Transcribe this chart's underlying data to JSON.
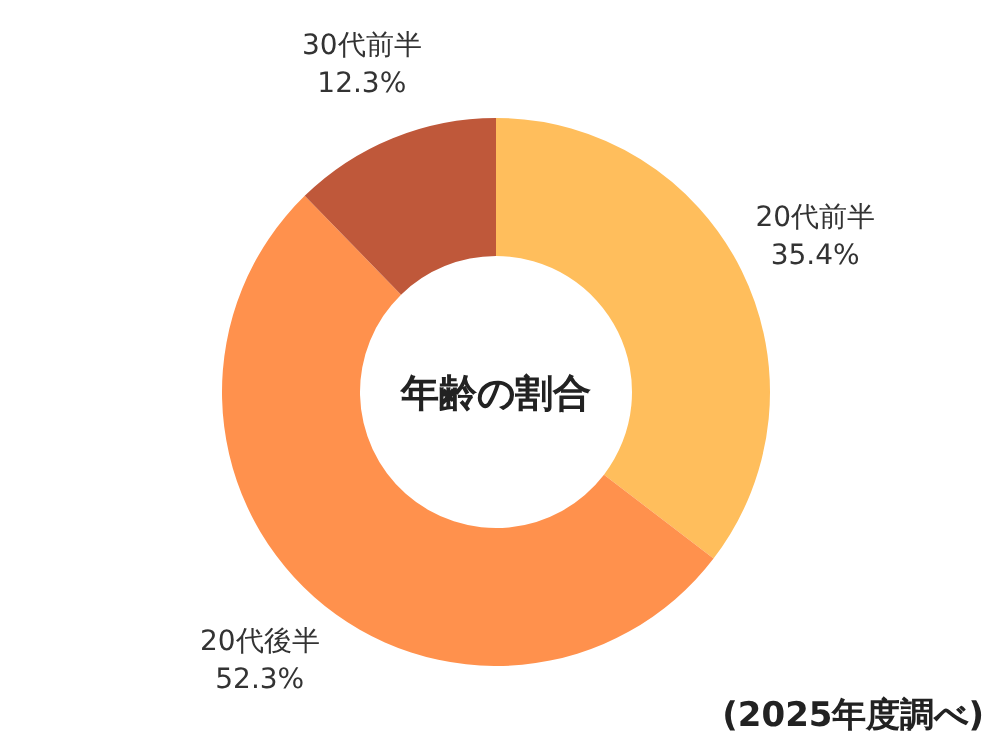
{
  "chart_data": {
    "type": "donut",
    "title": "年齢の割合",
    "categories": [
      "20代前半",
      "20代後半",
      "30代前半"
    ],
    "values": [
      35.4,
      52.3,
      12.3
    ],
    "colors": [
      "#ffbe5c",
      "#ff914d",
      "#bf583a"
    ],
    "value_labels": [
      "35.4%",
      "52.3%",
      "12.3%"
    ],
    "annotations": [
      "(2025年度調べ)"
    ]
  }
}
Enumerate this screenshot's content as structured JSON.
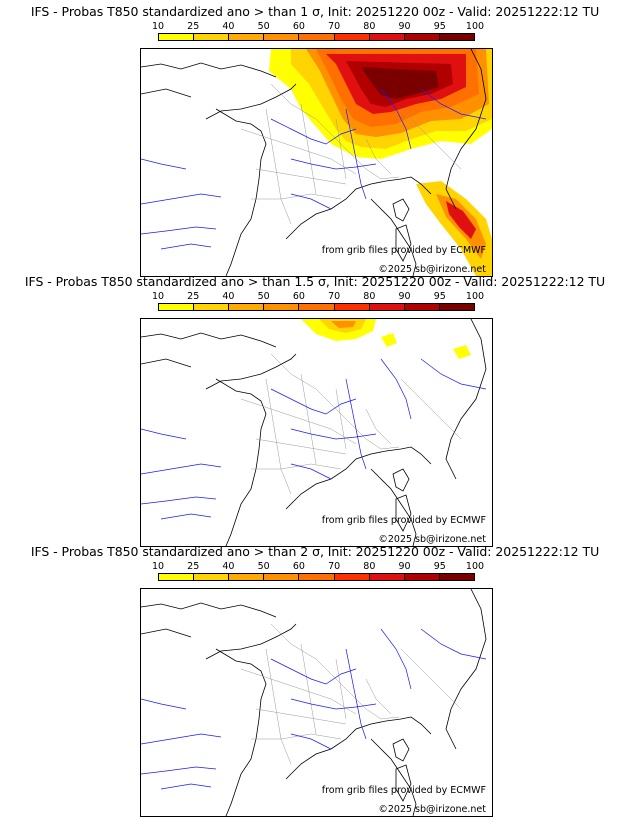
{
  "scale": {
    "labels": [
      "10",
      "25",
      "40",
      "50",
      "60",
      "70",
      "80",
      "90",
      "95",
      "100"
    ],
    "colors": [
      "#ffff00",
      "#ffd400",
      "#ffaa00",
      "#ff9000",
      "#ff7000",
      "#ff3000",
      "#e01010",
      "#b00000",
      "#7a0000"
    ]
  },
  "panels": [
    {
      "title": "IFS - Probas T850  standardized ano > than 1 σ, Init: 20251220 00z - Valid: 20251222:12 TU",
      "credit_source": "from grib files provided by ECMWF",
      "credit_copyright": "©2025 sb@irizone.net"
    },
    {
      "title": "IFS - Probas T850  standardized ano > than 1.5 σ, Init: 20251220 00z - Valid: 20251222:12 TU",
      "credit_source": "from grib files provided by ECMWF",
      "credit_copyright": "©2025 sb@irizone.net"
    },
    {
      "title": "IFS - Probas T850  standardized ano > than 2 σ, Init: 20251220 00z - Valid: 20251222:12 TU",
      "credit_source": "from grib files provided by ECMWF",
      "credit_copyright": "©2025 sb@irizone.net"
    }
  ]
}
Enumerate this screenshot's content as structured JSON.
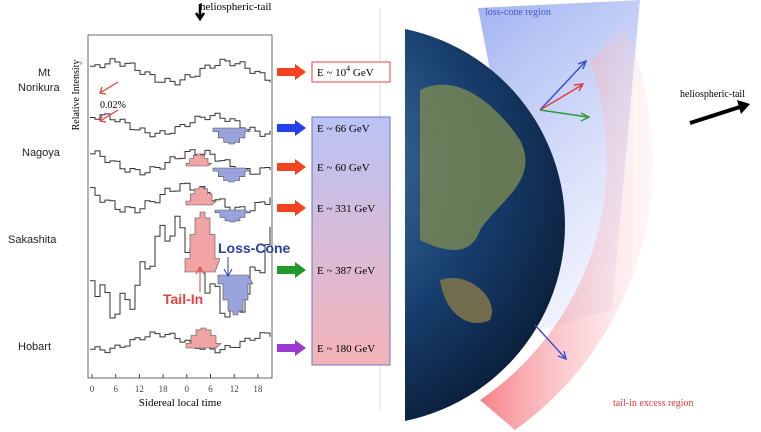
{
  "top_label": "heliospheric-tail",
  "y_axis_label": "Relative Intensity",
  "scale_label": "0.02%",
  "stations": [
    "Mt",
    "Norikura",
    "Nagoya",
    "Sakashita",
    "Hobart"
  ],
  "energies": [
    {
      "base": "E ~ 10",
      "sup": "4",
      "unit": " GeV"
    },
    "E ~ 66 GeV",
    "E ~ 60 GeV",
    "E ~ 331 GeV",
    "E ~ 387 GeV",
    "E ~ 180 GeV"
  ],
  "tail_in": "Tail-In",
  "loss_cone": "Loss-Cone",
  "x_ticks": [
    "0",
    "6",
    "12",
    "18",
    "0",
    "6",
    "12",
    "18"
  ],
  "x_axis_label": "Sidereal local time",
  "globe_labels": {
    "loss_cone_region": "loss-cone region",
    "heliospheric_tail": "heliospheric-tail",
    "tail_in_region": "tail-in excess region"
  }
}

STATED GOAL: Pictures stay out of the copy; please restate every record above exactly.

CORRECT RESULT:
Transcribe this chart's underlying data to JSON.
{
  "chart_data": {
    "type": "donut",
    "title": "年齢の割合",
    "categories": [
      "20代前半",
      "20代後半",
      "30代前半"
    ],
    "values": [
      35.4,
      52.3,
      12.3
    ],
    "colors": [
      "#ffbe5c",
      "#ff914d",
      "#bf583a"
    ],
    "value_labels": [
      "35.4%",
      "52.3%",
      "12.3%"
    ],
    "annotations": [
      "(2025年度調べ)"
    ]
  }
}
Enumerate this screenshot's content as structured JSON.
{
  "scale": {
    "labels": [
      "10",
      "25",
      "40",
      "50",
      "60",
      "70",
      "80",
      "90",
      "95",
      "100"
    ],
    "colors": [
      "#ffff00",
      "#ffd400",
      "#ffaa00",
      "#ff9000",
      "#ff7000",
      "#ff3000",
      "#e01010",
      "#b00000",
      "#7a0000"
    ]
  },
  "panels": [
    {
      "title": "IFS - Probas T850  standardized ano > than 1 σ, Init: 20251220 00z - Valid: 20251222:12 TU",
      "credit_source": "from grib files provided by ECMWF",
      "credit_copyright": "©2025 sb@irizone.net"
    },
    {
      "title": "IFS - Probas T850  standardized ano > than 1.5 σ, Init: 20251220 00z - Valid: 20251222:12 TU",
      "credit_source": "from grib files provided by ECMWF",
      "credit_copyright": "©2025 sb@irizone.net"
    },
    {
      "title": "IFS - Probas T850  standardized ano > than 2 σ, Init: 20251220 00z - Valid: 20251222:12 TU",
      "credit_source": "from grib files provided by ECMWF",
      "credit_copyright": "©2025 sb@irizone.net"
    }
  ]
}
Enumerate this screenshot's content as structured JSON.
{
  "top_label": "heliospheric-tail",
  "y_axis_label": "Relative Intensity",
  "scale_label": "0.02%",
  "stations": [
    "Mt",
    "Norikura",
    "Nagoya",
    "Sakashita",
    "Hobart"
  ],
  "energies": [
    {
      "base": "E ~ 10",
      "sup": "4",
      "unit": " GeV"
    },
    "E ~ 66 GeV",
    "E ~ 60 GeV",
    "E ~ 331 GeV",
    "E ~ 387 GeV",
    "E ~ 180 GeV"
  ],
  "tail_in": "Tail-In",
  "loss_cone": "Loss-Cone",
  "x_ticks": [
    "0",
    "6",
    "12",
    "18",
    "0",
    "6",
    "12",
    "18"
  ],
  "x_axis_label": "Sidereal local time",
  "globe_labels": {
    "loss_cone_region": "loss-cone region",
    "heliospheric_tail": "heliospheric-tail",
    "tail_in_region": "tail-in excess region"
  }
}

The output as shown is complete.